Exercise details: Scan the material and copy every line in which "Unadjusted" appears.

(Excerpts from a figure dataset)
▼

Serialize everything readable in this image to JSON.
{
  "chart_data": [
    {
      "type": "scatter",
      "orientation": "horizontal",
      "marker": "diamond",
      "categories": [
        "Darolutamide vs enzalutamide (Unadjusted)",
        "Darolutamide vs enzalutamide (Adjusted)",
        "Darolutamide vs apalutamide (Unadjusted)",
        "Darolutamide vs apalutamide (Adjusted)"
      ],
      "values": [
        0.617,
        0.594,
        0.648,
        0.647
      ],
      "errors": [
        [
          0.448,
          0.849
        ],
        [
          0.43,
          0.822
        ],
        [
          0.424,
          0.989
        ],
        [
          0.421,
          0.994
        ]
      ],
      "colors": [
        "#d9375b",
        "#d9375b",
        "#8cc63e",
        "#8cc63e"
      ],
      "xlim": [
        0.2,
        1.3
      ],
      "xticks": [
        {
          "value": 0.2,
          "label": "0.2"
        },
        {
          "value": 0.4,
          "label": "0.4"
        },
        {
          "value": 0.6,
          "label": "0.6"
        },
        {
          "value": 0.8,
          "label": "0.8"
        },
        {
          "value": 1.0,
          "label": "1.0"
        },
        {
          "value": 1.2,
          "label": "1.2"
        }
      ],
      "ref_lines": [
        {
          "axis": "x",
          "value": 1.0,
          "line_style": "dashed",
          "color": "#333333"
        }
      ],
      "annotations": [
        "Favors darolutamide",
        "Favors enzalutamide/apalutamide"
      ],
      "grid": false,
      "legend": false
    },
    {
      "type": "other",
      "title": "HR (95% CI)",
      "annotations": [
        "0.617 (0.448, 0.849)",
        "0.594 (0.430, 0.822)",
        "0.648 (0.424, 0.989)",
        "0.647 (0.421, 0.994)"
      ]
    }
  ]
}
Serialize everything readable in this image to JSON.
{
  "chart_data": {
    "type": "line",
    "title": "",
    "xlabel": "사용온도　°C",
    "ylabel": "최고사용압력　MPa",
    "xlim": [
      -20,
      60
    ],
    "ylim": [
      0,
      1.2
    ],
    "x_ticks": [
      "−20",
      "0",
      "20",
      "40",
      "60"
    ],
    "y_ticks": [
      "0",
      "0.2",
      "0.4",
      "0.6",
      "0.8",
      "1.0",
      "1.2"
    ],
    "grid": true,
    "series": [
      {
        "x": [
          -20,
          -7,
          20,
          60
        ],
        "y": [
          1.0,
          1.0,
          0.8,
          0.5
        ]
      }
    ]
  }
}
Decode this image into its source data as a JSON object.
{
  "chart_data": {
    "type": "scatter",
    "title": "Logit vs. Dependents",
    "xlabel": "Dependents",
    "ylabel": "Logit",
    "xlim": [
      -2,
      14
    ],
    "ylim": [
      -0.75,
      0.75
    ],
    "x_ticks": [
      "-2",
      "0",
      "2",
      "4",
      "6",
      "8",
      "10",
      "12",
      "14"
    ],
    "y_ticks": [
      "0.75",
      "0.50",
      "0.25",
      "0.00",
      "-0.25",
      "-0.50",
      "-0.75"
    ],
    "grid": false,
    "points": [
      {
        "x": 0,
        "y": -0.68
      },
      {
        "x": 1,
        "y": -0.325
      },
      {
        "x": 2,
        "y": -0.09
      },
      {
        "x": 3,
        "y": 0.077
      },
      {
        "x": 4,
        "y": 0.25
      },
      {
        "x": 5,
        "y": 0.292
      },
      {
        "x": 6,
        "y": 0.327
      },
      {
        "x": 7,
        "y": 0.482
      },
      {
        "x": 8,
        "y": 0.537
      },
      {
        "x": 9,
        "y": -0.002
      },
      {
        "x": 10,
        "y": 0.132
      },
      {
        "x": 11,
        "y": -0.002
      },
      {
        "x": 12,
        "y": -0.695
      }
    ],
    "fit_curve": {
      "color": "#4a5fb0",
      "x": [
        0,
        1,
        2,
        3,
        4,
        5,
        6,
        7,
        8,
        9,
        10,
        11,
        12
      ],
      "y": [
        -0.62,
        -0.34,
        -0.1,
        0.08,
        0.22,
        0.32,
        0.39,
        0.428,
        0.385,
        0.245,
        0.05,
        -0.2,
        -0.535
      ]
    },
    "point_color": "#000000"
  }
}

▲

Task answer:
        "Darolutamide vs enzalutamide (Unadjusted)",
        "Darolutamide vs apalutamide (Unadjusted)",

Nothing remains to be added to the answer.